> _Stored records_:
┄┄┄┄┄┄
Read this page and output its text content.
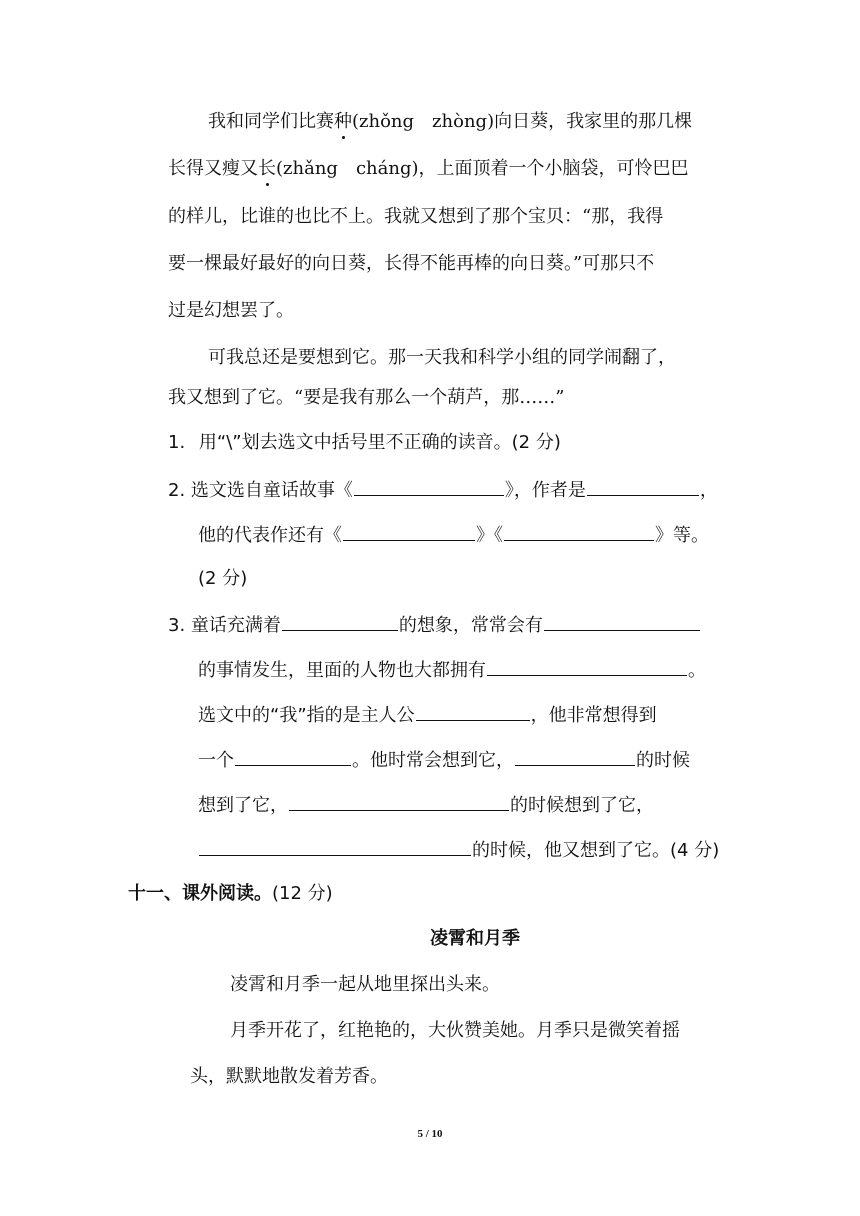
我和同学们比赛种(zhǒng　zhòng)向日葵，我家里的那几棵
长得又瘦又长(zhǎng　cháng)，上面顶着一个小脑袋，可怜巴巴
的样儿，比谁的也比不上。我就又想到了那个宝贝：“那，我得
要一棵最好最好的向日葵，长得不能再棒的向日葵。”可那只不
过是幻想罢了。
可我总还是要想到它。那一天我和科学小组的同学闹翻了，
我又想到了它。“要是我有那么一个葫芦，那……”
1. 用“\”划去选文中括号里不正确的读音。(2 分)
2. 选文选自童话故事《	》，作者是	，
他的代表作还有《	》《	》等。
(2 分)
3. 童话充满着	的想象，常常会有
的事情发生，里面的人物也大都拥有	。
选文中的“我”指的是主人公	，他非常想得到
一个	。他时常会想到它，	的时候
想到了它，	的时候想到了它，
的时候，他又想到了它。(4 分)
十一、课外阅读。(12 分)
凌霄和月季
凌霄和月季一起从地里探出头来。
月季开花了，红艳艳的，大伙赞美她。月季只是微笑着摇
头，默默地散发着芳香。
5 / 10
┄┄┄┄┄┄
> _STATED GOAL_:
Reproduce the full material exactly, excluding the pictures.

> _RESPONSE TO THIS TASK_:
Read this page and output its text content.
我和同学们比赛种(zhǒng　zhòng)向日葵，我家里的那几棵
长得又瘦又长(zhǎng　cháng)，上面顶着一个小脑袋，可怜巴巴
的样儿，比谁的也比不上。我就又想到了那个宝贝：“那，我得
要一棵最好最好的向日葵，长得不能再棒的向日葵。”可那只不
过是幻想罢了。
可我总还是要想到它。那一天我和科学小组的同学闹翻了，
我又想到了它。“要是我有那么一个葫芦，那……”
1. 用“\”划去选文中括号里不正确的读音。(2 分)
2. 选文选自童话故事《	》，作者是	，
他的代表作还有《	》《	》等。
(2 分)
3. 童话充满着	的想象，常常会有
的事情发生，里面的人物也大都拥有	。
选文中的“我”指的是主人公	，他非常想得到
一个	。他时常会想到它，	的时候
想到了它，	的时候想到了它，
的时候，他又想到了它。(4 分)
十一、课外阅读。(12 分)
凌霄和月季
凌霄和月季一起从地里探出头来。
月季开花了，红艳艳的，大伙赞美她。月季只是微笑着摇
头，默默地散发着芳香。
5 / 10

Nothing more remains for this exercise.